**Exercise directions**
Only the number is wanted: count the lines that contain "гаргагчид".

**Stored data**
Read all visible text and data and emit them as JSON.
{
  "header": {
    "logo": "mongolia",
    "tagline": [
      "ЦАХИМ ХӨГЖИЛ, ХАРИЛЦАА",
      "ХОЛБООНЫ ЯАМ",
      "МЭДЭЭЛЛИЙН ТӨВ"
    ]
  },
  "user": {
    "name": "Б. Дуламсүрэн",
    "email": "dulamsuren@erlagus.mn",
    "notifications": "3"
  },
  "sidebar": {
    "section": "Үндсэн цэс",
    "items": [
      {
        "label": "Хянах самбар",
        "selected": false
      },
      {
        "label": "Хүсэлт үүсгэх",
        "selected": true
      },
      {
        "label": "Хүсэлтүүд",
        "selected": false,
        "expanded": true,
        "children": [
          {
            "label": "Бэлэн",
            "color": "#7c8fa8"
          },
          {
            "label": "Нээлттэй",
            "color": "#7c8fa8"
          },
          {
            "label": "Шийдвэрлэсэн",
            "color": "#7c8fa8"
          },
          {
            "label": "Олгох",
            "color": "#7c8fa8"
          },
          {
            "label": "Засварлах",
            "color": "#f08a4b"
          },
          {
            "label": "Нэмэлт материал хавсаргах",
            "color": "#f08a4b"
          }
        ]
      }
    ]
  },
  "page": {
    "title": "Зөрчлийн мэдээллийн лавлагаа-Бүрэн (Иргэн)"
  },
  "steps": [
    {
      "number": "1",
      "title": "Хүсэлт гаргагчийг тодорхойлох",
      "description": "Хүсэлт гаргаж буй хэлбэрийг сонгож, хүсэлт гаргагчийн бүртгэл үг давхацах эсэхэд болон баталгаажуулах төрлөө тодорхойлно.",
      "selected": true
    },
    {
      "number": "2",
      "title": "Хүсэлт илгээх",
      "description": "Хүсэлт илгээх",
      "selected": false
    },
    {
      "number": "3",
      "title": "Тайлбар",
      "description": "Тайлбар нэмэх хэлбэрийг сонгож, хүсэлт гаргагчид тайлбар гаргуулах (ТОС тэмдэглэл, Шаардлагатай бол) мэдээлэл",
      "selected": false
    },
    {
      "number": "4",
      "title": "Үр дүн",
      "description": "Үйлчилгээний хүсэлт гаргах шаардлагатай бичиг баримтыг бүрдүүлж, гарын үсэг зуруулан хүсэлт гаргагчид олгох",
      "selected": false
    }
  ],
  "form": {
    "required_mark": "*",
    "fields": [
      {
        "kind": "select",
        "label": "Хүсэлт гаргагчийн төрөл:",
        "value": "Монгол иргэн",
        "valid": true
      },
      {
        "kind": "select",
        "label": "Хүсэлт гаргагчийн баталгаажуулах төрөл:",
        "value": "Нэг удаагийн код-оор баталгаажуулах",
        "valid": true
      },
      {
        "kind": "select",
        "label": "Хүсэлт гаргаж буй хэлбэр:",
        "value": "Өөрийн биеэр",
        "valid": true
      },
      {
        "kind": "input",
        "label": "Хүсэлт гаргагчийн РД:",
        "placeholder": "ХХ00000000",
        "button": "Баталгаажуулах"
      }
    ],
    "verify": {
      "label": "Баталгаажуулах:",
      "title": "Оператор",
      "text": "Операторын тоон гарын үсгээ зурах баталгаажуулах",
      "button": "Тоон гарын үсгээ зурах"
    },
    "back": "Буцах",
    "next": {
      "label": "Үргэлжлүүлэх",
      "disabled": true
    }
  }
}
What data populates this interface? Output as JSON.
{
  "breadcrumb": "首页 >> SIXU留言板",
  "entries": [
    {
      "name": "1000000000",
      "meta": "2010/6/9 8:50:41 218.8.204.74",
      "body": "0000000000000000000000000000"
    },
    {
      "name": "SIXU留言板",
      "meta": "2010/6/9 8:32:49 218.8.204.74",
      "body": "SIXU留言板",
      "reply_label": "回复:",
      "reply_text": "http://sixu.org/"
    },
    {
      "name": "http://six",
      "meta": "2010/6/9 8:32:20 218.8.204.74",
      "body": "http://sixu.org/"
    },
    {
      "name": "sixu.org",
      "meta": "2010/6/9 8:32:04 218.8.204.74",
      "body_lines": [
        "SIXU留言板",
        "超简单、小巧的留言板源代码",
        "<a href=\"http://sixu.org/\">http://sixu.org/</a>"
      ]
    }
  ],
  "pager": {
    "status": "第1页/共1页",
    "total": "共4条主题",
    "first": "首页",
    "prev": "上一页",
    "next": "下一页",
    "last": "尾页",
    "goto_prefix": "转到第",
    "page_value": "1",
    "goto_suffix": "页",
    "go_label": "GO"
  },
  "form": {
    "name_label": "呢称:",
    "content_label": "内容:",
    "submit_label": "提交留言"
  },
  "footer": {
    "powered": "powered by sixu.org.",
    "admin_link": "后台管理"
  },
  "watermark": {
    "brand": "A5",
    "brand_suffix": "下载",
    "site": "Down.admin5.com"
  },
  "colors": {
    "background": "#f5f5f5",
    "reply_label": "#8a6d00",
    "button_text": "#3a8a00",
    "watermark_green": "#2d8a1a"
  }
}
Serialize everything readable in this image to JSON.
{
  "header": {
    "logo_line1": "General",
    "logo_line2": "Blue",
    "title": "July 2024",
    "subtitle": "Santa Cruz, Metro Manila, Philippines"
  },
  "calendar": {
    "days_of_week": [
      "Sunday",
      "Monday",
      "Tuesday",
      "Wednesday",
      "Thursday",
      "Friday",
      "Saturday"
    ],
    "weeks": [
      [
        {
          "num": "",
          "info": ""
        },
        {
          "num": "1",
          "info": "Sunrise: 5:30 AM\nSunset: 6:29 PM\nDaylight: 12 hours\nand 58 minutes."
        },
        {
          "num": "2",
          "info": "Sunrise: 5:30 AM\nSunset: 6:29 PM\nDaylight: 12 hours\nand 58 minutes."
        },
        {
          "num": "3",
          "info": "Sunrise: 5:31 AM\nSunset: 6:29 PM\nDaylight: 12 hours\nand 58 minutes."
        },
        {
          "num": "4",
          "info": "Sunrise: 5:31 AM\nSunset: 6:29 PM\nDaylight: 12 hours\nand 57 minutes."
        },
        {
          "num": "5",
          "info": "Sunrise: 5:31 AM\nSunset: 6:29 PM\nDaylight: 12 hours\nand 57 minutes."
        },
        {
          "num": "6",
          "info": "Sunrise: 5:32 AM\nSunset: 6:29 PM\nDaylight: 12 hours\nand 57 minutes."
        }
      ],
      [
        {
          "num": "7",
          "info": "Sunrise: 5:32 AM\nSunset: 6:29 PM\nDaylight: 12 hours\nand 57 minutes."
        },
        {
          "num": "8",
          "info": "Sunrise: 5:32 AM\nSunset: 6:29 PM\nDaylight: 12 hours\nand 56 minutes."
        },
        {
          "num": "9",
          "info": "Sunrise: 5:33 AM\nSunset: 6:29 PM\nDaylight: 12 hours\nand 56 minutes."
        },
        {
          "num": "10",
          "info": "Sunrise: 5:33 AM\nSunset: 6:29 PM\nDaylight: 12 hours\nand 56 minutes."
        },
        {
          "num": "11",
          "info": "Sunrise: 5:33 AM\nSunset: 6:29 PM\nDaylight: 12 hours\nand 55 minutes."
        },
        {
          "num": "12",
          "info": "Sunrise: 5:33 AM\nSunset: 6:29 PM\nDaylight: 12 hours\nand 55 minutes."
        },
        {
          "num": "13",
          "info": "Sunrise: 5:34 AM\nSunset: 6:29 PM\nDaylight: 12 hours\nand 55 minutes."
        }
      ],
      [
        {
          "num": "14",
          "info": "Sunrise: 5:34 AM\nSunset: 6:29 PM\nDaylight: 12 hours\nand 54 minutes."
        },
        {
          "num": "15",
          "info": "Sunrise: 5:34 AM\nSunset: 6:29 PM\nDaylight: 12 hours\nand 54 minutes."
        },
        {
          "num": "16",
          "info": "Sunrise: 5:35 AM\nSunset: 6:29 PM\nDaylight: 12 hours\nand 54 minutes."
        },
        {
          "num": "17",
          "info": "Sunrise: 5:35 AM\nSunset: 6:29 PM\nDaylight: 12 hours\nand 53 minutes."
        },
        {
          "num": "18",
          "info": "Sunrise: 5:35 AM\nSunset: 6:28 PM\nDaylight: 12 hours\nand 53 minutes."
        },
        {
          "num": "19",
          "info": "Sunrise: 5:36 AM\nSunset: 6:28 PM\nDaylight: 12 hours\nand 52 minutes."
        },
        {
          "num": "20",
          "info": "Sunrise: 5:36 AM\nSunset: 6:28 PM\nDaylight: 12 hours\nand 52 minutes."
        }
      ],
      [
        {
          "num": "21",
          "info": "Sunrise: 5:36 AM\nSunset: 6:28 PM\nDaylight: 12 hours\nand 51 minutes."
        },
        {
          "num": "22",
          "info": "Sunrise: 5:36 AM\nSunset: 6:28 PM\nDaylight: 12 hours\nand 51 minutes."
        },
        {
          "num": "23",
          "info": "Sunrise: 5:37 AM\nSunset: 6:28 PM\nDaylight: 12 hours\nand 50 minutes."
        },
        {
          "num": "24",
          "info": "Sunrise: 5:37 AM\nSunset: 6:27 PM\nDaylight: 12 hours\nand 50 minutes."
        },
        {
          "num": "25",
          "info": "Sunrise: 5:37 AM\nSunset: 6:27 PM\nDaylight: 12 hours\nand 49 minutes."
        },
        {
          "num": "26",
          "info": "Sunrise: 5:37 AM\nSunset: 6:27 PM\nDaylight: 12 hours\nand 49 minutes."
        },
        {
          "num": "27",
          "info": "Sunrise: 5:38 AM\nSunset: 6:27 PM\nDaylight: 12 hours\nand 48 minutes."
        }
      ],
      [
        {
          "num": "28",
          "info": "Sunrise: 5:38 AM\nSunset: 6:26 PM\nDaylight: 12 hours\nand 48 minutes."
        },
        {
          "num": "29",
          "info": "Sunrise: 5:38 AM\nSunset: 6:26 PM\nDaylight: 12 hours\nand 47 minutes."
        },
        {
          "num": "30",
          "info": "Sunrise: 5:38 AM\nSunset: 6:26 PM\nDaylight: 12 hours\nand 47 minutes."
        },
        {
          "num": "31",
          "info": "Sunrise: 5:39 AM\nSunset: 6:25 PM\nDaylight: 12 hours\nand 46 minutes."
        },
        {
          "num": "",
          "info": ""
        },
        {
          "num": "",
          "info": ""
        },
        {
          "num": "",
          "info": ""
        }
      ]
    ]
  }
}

**Answer to the problem**
2